Your task: From the data that follows, copy every line holding the string "this".
>> BEGIN Supplied records
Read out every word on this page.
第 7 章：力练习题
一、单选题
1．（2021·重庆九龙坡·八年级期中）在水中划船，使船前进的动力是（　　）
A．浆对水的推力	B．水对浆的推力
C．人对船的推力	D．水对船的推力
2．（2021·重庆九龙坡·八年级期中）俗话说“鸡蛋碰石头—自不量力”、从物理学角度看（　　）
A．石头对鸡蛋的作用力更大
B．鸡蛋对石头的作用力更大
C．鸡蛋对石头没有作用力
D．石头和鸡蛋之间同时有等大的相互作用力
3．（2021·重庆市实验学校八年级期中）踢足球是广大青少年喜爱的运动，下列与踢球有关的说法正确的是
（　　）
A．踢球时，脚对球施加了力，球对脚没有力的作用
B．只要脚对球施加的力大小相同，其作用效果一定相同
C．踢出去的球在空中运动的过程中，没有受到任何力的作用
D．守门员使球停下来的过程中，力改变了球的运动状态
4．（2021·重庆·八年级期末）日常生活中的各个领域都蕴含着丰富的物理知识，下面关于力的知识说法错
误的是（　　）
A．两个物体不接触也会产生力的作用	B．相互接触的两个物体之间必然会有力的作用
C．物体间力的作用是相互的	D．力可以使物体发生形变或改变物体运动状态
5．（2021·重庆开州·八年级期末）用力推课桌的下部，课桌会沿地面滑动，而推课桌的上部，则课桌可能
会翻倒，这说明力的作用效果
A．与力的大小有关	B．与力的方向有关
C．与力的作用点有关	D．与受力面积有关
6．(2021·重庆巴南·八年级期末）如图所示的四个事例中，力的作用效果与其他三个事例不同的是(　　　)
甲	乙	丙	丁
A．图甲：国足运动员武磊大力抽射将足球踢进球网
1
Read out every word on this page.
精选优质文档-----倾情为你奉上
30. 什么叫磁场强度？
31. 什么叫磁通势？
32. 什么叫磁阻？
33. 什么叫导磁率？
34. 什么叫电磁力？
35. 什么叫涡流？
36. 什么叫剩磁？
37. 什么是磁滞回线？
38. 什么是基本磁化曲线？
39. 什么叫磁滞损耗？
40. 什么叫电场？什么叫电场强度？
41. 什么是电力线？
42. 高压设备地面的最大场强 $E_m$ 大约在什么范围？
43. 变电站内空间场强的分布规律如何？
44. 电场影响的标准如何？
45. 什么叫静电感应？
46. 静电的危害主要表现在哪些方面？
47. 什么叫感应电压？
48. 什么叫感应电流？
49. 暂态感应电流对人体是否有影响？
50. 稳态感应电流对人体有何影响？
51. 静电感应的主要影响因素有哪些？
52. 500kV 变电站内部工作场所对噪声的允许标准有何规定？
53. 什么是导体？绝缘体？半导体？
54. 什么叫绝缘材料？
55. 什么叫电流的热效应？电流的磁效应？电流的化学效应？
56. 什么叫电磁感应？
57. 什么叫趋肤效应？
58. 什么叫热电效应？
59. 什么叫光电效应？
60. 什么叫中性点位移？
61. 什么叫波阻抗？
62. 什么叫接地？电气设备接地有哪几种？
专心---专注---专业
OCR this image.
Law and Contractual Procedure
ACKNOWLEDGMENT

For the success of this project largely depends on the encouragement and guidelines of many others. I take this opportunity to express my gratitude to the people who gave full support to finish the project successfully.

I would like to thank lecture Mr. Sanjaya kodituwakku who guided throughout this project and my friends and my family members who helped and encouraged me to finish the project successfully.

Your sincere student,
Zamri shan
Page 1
>> END Supplied records
Response:
Read out every word on this page.
Read out every word on this page.
OCR this image.
For the success of this project largely depends on the encouragement and guidelines of many others. I take this opportunity to express my gratitude to the people who gave full support to finish the project successfully.
I would like to thank lecture Mr. Sanjaya kodituwakku who guided throughout this project and my friends and my family members who helped and encouraged me to finish the project successfully.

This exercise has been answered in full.